__WHAT IS ASKED__.
In the following material, identify every line holding the string "crispy" and return it.

☆ ☆ ☆ ☆ ☆

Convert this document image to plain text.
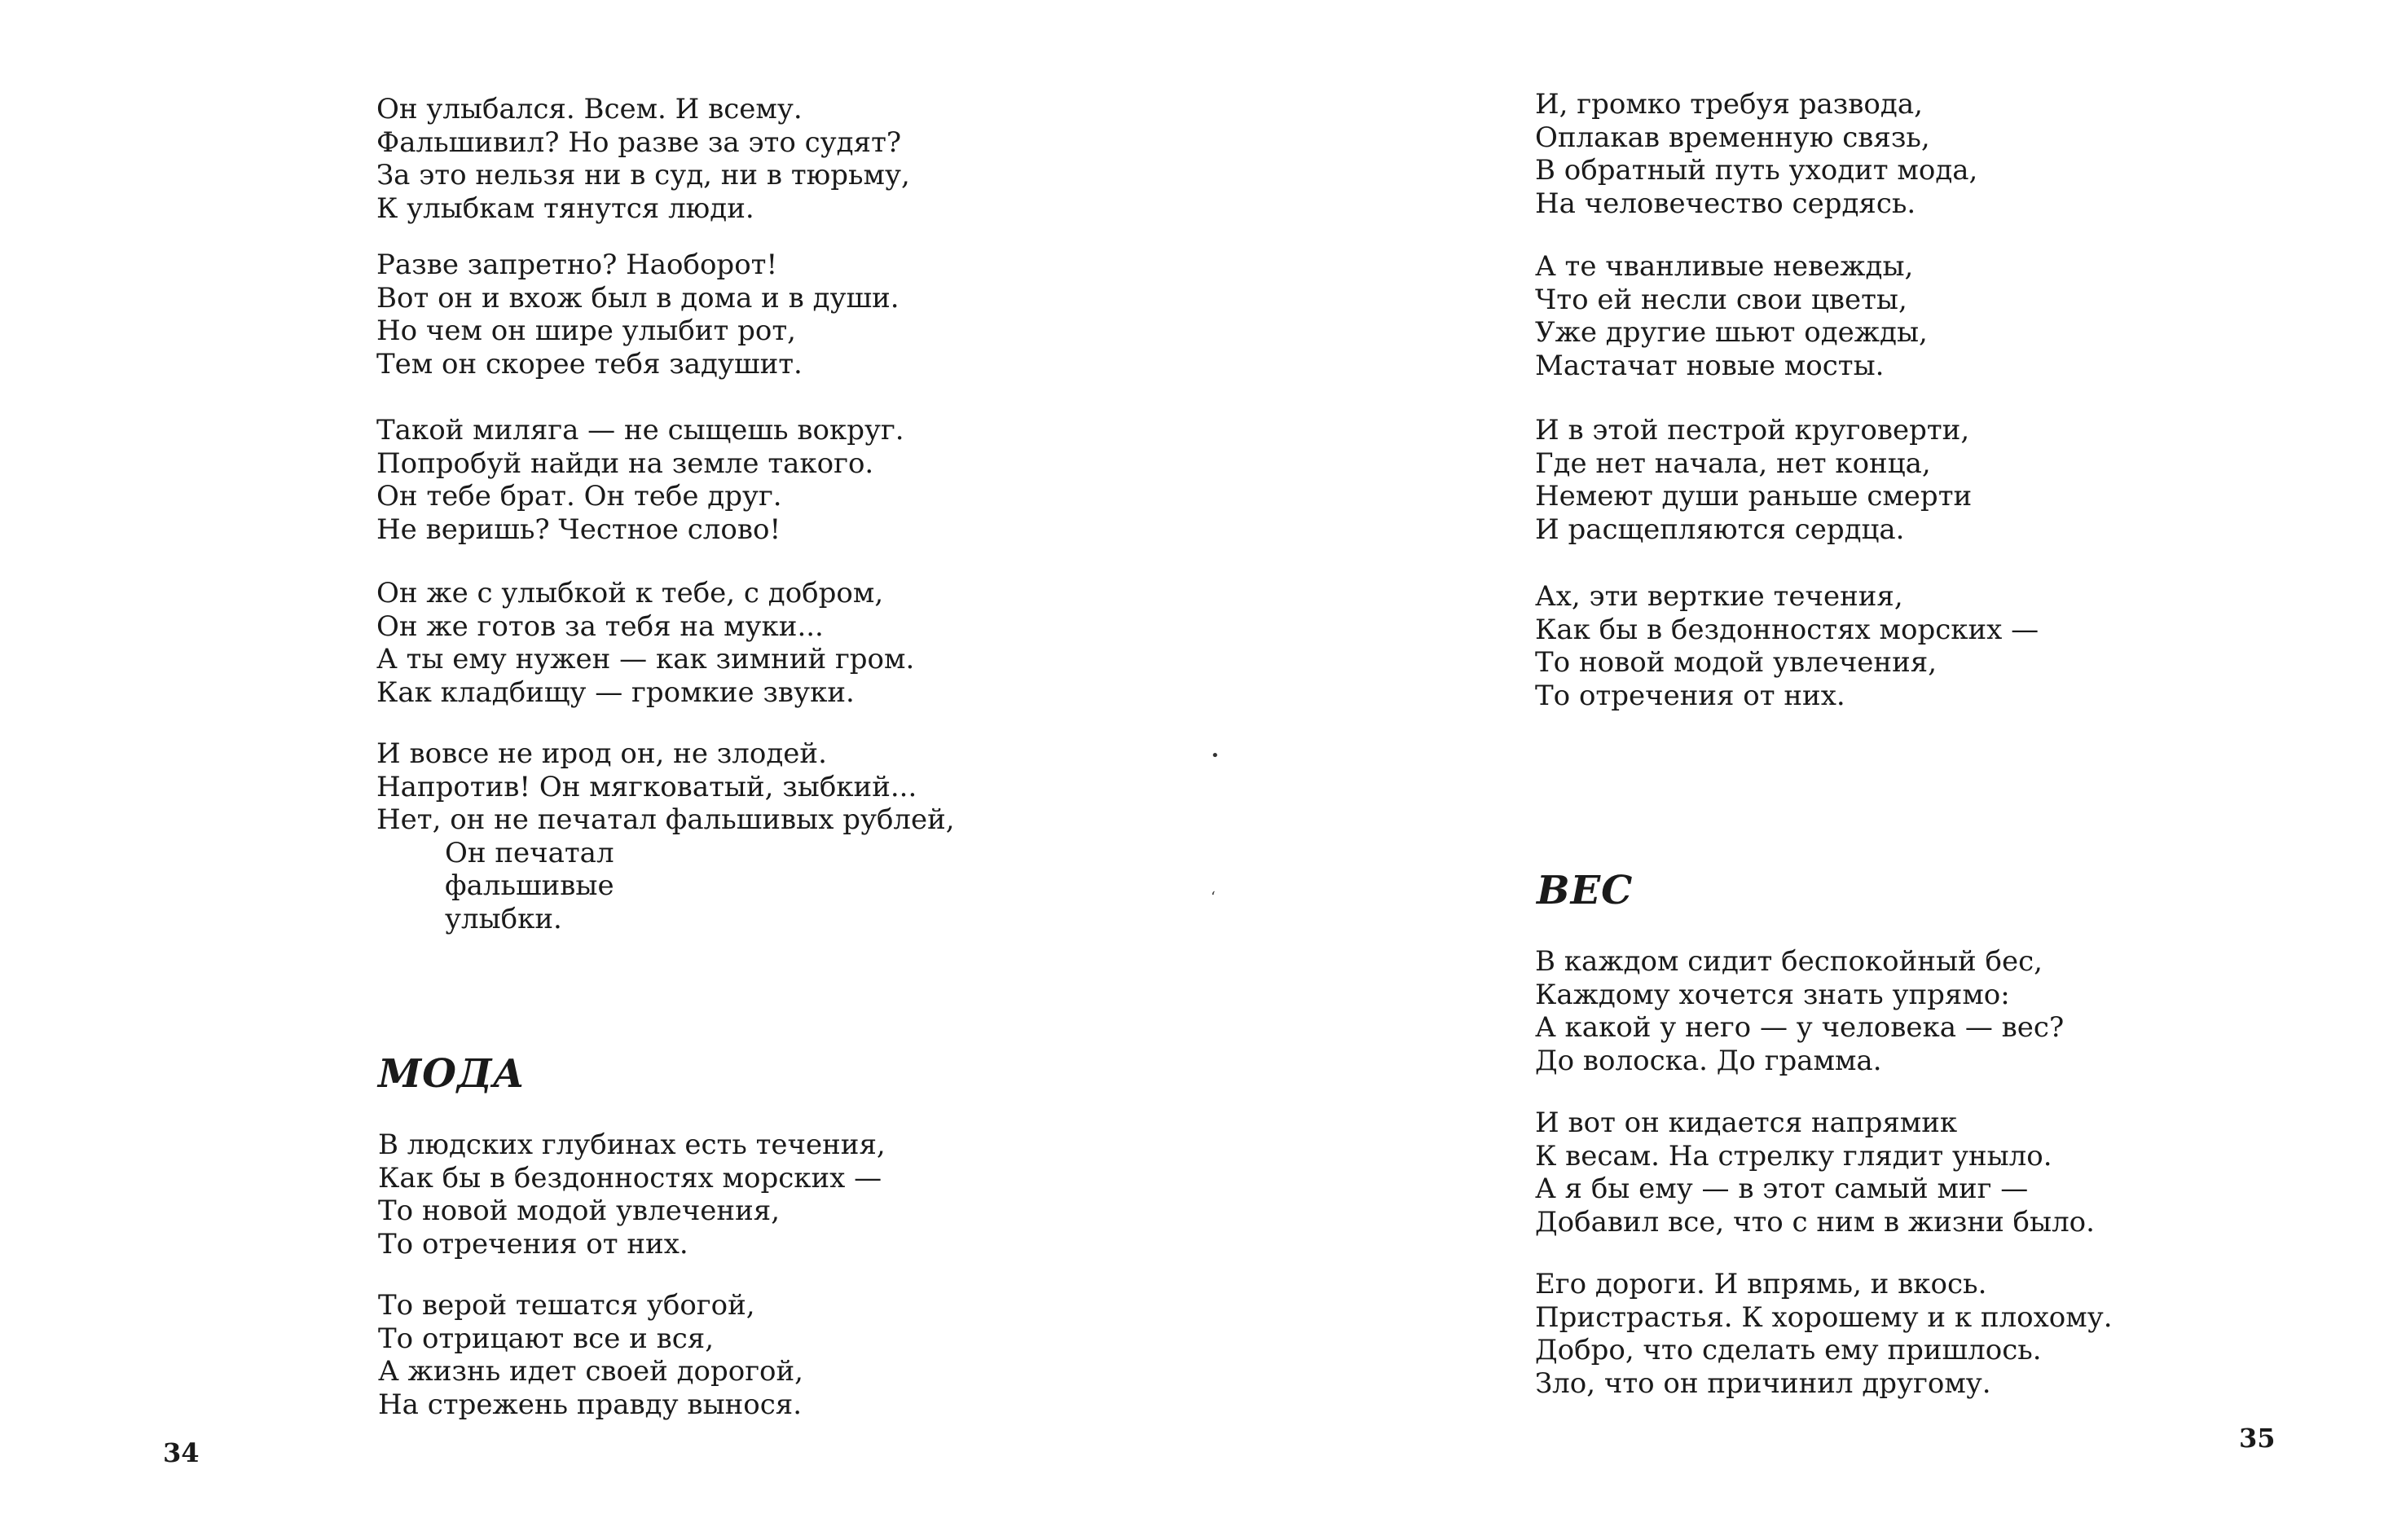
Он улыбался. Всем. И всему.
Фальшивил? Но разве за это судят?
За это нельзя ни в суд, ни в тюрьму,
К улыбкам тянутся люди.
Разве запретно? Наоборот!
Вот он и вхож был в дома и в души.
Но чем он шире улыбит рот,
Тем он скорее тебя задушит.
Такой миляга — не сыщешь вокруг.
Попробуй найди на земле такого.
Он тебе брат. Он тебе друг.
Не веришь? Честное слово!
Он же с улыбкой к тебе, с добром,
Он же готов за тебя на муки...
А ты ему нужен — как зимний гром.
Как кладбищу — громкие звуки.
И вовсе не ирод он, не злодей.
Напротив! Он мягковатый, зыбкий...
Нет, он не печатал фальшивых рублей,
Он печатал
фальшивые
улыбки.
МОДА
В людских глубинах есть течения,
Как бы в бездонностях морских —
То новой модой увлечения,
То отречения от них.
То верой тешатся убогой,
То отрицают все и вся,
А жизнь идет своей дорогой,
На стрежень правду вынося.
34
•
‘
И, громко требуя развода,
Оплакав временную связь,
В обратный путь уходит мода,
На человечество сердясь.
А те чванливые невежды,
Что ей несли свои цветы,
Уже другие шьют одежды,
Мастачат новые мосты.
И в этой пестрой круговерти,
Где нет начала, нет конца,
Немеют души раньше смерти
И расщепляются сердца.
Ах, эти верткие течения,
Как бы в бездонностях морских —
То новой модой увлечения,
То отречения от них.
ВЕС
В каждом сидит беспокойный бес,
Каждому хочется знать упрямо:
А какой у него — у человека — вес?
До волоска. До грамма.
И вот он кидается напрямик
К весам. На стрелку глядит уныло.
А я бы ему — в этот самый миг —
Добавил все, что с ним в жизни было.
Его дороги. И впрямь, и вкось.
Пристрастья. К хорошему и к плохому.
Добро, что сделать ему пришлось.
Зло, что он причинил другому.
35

☆ ☆ ☆ ☆ ☆

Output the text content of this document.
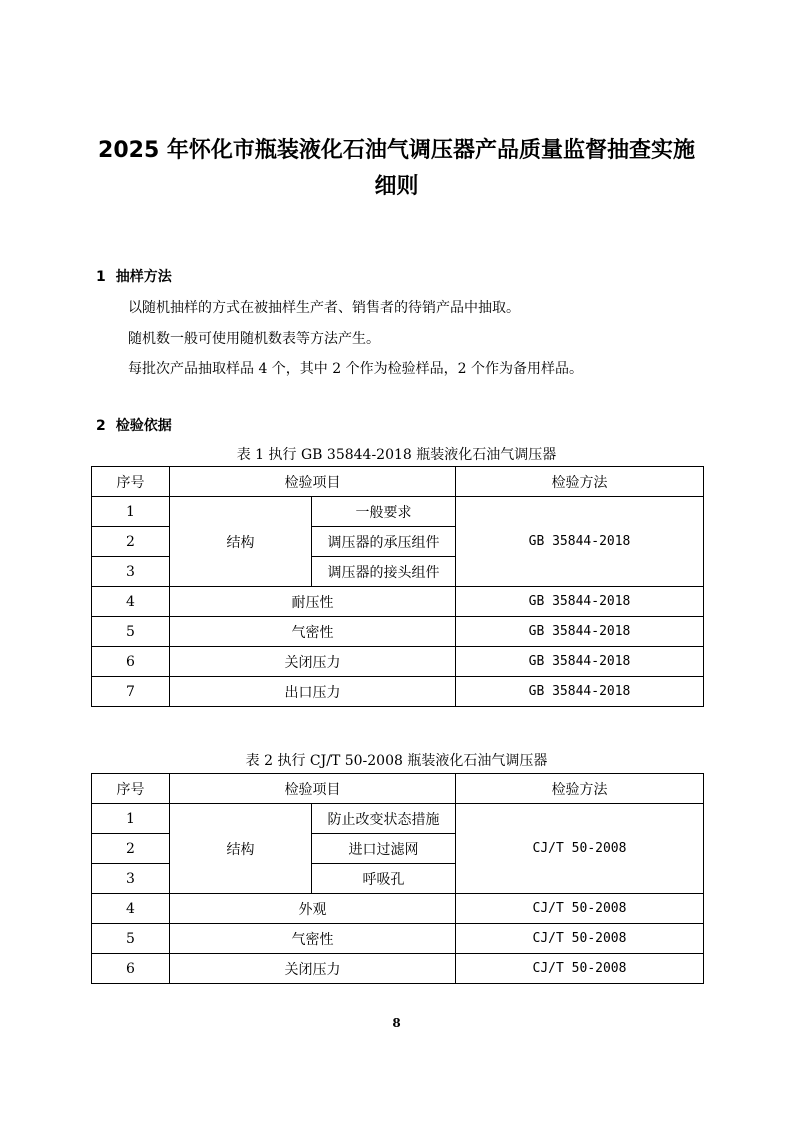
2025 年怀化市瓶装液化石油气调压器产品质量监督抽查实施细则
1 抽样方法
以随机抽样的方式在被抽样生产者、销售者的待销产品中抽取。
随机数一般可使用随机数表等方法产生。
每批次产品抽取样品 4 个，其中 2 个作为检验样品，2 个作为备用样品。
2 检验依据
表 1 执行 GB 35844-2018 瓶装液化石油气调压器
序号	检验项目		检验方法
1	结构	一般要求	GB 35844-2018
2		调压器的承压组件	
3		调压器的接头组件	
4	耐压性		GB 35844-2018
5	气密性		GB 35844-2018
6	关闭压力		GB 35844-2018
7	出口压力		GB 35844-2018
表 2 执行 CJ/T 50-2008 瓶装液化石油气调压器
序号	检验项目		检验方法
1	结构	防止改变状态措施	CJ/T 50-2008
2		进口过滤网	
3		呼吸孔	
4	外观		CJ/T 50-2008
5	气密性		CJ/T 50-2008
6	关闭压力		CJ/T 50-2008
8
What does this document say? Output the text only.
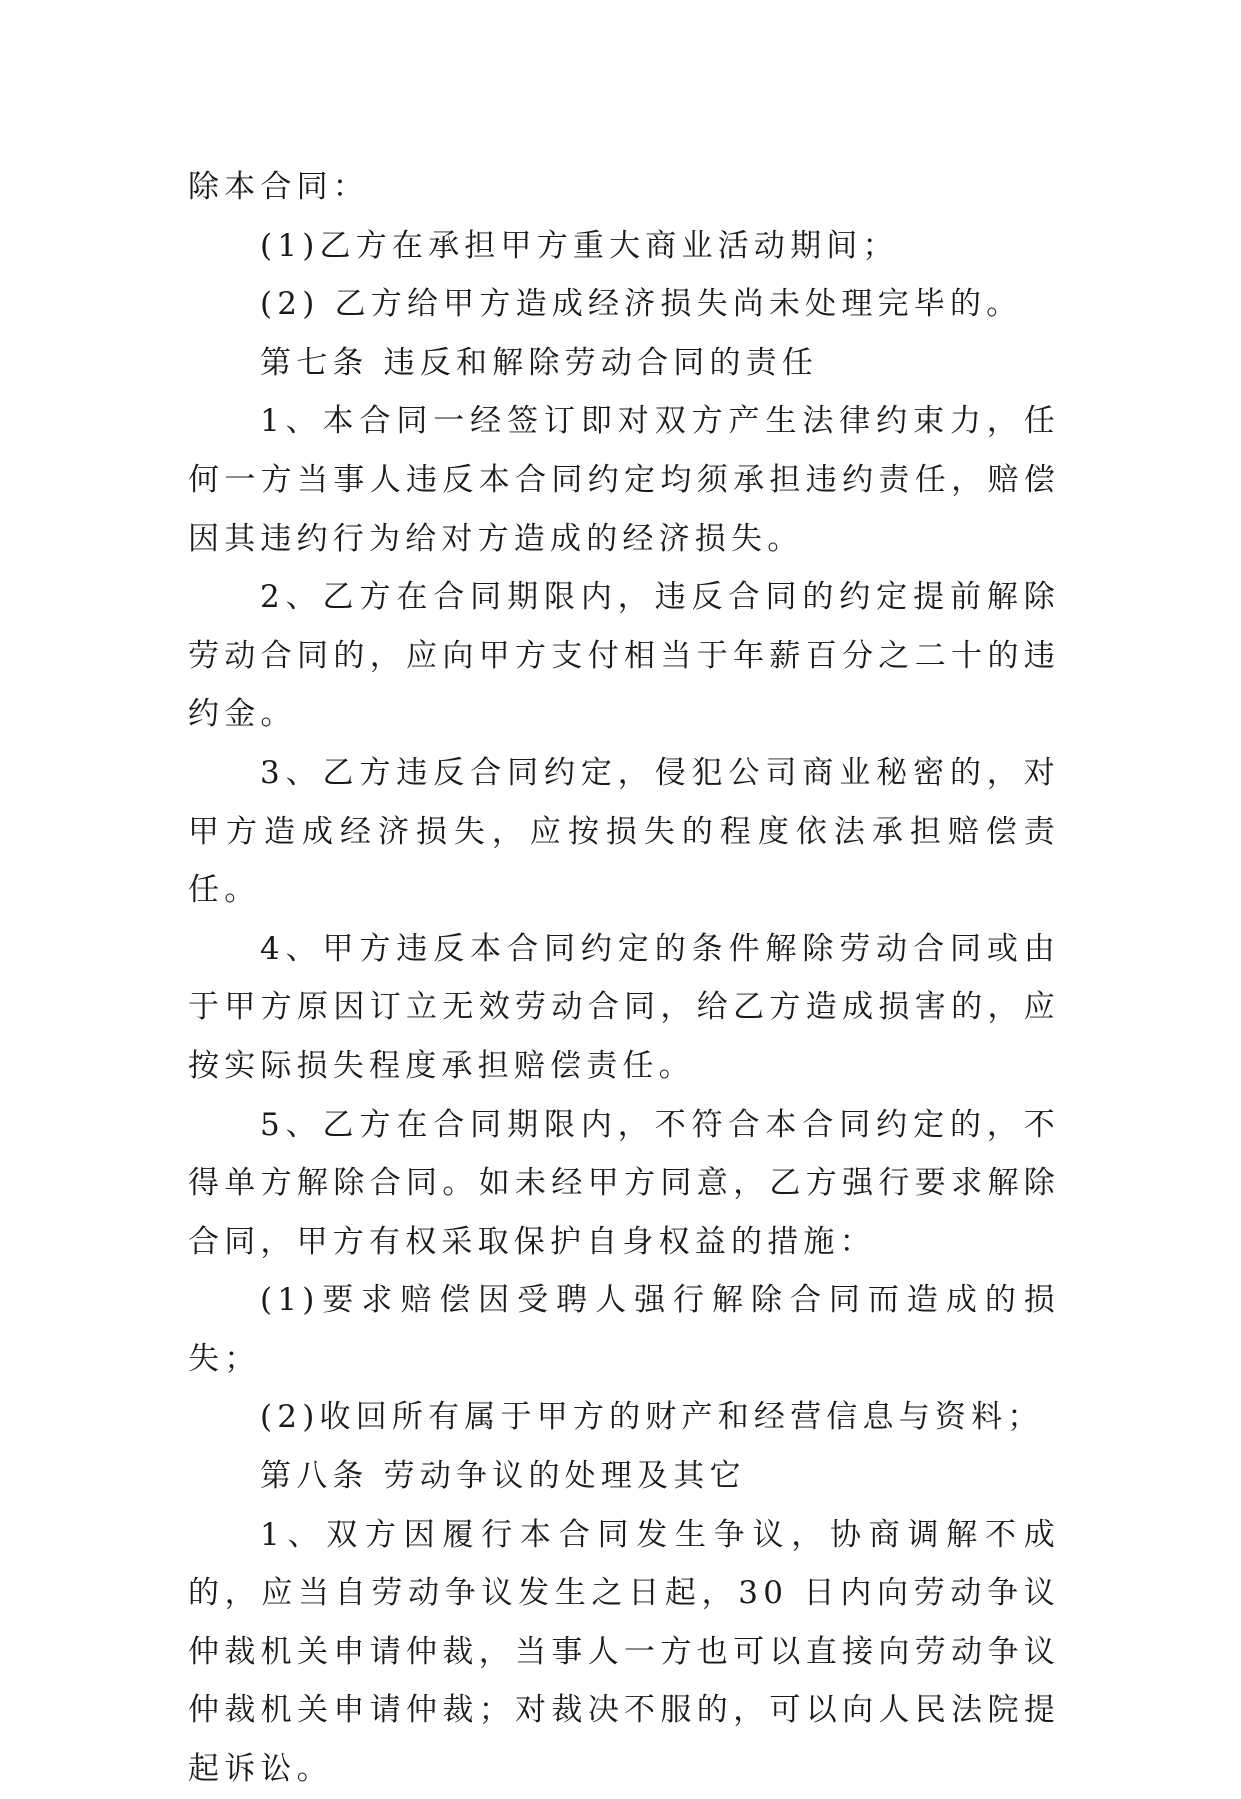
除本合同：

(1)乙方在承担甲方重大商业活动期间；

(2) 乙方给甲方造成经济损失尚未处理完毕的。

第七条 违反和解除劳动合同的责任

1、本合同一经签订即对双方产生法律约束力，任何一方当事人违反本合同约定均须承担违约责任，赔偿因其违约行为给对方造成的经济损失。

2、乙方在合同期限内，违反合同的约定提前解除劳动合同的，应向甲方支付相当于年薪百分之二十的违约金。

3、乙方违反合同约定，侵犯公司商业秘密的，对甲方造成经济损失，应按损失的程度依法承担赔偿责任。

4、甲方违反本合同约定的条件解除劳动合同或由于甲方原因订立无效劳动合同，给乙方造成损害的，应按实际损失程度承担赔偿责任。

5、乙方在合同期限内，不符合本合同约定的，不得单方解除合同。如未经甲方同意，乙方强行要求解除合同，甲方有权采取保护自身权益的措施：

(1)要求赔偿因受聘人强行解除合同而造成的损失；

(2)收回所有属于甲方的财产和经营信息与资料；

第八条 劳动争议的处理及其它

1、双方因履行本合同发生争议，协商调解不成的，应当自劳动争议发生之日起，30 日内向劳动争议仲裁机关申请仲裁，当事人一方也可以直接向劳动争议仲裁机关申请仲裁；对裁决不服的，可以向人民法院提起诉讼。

☆ ☆ ☆ ☆ ☆

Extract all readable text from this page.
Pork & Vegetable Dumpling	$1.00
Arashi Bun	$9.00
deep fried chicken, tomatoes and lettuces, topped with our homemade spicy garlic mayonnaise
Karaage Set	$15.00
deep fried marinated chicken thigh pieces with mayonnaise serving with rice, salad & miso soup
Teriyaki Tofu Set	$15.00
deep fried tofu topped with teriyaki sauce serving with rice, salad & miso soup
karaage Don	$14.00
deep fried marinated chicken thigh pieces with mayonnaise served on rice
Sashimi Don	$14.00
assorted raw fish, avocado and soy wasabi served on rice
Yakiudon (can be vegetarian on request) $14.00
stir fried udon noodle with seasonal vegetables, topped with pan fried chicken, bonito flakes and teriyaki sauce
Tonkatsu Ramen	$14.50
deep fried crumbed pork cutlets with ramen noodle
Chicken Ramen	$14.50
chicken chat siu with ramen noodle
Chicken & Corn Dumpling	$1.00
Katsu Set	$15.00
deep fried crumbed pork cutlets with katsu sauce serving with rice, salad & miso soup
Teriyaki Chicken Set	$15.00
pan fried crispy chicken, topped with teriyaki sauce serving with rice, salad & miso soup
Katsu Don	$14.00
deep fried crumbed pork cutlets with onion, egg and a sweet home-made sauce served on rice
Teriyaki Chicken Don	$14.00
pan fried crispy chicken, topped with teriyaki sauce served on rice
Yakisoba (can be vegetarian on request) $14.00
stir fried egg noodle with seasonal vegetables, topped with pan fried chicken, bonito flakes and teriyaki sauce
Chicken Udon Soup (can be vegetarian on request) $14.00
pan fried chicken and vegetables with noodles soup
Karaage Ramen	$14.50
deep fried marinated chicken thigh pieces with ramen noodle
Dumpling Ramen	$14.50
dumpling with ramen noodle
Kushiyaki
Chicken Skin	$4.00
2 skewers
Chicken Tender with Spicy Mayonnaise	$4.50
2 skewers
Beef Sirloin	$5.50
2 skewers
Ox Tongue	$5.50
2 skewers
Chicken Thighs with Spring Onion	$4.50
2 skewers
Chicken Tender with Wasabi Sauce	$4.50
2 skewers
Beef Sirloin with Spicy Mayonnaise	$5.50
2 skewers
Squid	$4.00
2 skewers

☆ ☆ ☆ ☆ ☆

__ANSWER IN FULL__.
pan fried crispy chicken, topped with teriyaki sauce serving with rice, salad & miso soup
pan fried crispy chicken, topped with teriyaki sauce served on rice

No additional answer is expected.